§ Your task:
Print the entries in full, word for word, but not the pictures.

--- start of The input ---

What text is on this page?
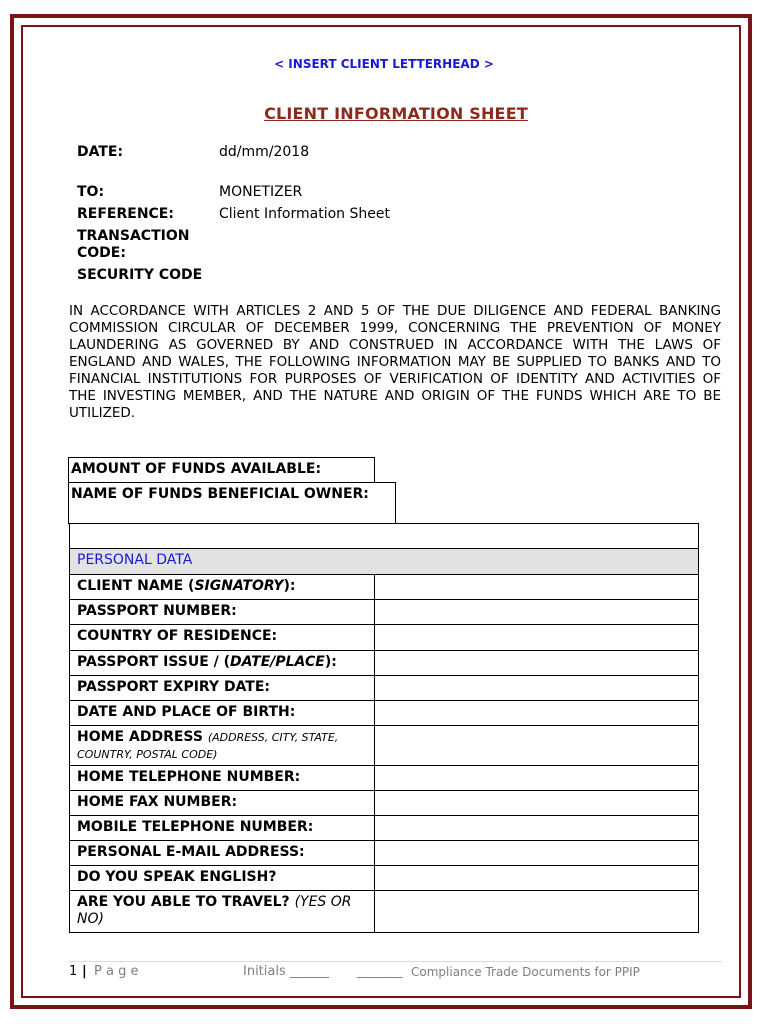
< INSERT CLIENT LETTERHEAD >
CLIENT INFORMATION SHEET
DATE:	dd/mm/2018
TO:	MONETIZER
REFERENCE:	Client Information Sheet
TRANSACTION CODE:
SECURITY CODE
IN ACCORDANCE WITH ARTICLES 2 AND 5 OF THE DUE DILIGENCE AND FEDERAL BANKING COMMISSION CIRCULAR OF DECEMBER 1999, CONCERNING THE PREVENTION OF MONEY LAUNDERING AS GOVERNED BY AND CONSTRUED IN ACCORDANCE WITH THE LAWS OF ENGLAND AND WALES, THE FOLLOWING INFORMATION MAY BE SUPPLIED TO BANKS AND TO FINANCIAL INSTITUTIONS FOR PURPOSES OF VERIFICATION OF IDENTITY AND ACTIVITIES OF THE INVESTING MEMBER, AND THE NATURE AND ORIGIN OF THE FUNDS WHICH ARE TO BE UTILIZED.
AMOUNT OF FUNDS AVAILABLE:
NAME OF FUNDS BENEFICIAL OWNER:
PERSONAL DATA
CLIENT NAME (SIGNATORY):
PASSPORT NUMBER:
COUNTRY OF RESIDENCE:
PASSPORT ISSUE / (DATE/PLACE):
PASSPORT EXPIRY DATE:
DATE AND PLACE OF BIRTH:
HOME ADDRESS (ADDRESS, CITY, STATE, COUNTRY, POSTAL CODE)
HOME TELEPHONE NUMBER:
HOME FAX NUMBER:
MOBILE TELEPHONE NUMBER:
PERSONAL E-MAIL ADDRESS:
DO YOU SPEAK ENGLISH?
ARE YOU ABLE TO TRAVEL? (YES OR NO)
1 | P a g e	Initials ______ _______ Compliance Trade Documents for PPIP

--- end of The input ---

§ Full output:
What text is on this page?
< INSERT CLIENT LETTERHEAD >
CLIENT INFORMATION SHEET
DATE:	dd/mm/2018
TO:	MONETIZER
REFERENCE:	Client Information Sheet
TRANSACTION CODE:
SECURITY CODE
IN ACCORDANCE WITH ARTICLES 2 AND 5 OF THE DUE DILIGENCE AND FEDERAL BANKING COMMISSION CIRCULAR OF DECEMBER 1999, CONCERNING THE PREVENTION OF MONEY LAUNDERING AS GOVERNED BY AND CONSTRUED IN ACCORDANCE WITH THE LAWS OF ENGLAND AND WALES, THE FOLLOWING INFORMATION MAY BE SUPPLIED TO BANKS AND TO FINANCIAL INSTITUTIONS FOR PURPOSES OF VERIFICATION OF IDENTITY AND ACTIVITIES OF THE INVESTING MEMBER, AND THE NATURE AND ORIGIN OF THE FUNDS WHICH ARE TO BE UTILIZED.
AMOUNT OF FUNDS AVAILABLE:
NAME OF FUNDS BENEFICIAL OWNER:
PERSONAL DATA
CLIENT NAME (SIGNATORY):
PASSPORT NUMBER:
COUNTRY OF RESIDENCE:
PASSPORT ISSUE / (DATE/PLACE):
PASSPORT EXPIRY DATE:
DATE AND PLACE OF BIRTH:
HOME ADDRESS (ADDRESS, CITY, STATE, COUNTRY, POSTAL CODE)
HOME TELEPHONE NUMBER:
HOME FAX NUMBER:
MOBILE TELEPHONE NUMBER:
PERSONAL E-MAIL ADDRESS:
DO YOU SPEAK ENGLISH?
ARE YOU ABLE TO TRAVEL? (YES OR NO)
1 | P a g e	Initials ______ _______ Compliance Trade Documents for PPIP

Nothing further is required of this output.